§ TASK DETAILS
Return each line of the listing that contains the string "using".

# Start of SUPPLIED DATA

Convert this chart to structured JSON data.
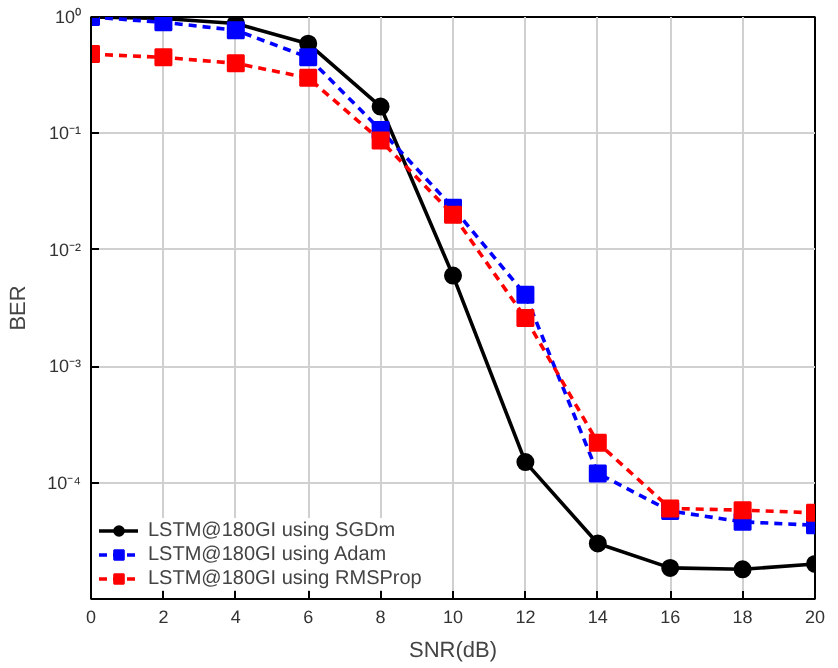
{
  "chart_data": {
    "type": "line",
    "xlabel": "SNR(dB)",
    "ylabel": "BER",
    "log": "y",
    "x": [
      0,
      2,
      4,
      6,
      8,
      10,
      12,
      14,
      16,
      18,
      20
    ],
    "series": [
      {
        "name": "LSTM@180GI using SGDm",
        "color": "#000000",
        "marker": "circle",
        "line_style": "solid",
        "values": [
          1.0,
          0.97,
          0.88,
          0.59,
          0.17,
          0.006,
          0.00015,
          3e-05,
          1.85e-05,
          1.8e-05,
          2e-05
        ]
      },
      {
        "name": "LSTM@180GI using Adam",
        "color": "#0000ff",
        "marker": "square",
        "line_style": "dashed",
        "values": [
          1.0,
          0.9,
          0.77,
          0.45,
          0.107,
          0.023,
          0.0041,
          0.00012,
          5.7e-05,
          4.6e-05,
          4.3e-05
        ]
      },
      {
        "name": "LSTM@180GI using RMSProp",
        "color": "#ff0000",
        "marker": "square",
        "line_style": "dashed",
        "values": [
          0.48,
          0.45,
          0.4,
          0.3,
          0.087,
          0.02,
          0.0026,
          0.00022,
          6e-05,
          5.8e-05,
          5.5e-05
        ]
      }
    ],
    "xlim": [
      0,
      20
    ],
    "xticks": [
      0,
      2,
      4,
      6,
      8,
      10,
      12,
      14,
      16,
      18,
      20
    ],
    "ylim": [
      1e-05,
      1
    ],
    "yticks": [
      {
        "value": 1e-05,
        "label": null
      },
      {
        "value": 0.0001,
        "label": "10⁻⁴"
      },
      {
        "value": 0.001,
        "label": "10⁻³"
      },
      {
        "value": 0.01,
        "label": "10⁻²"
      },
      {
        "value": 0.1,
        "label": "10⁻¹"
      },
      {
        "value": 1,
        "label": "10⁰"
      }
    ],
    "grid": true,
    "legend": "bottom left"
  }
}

# End of SUPPLIED DATA

§ RESPONSE TO THIS EXERCISE
        "name": "LSTM@180GI using SGDm",
        "name": "LSTM@180GI using Adam",
        "name": "LSTM@180GI using RMSProp",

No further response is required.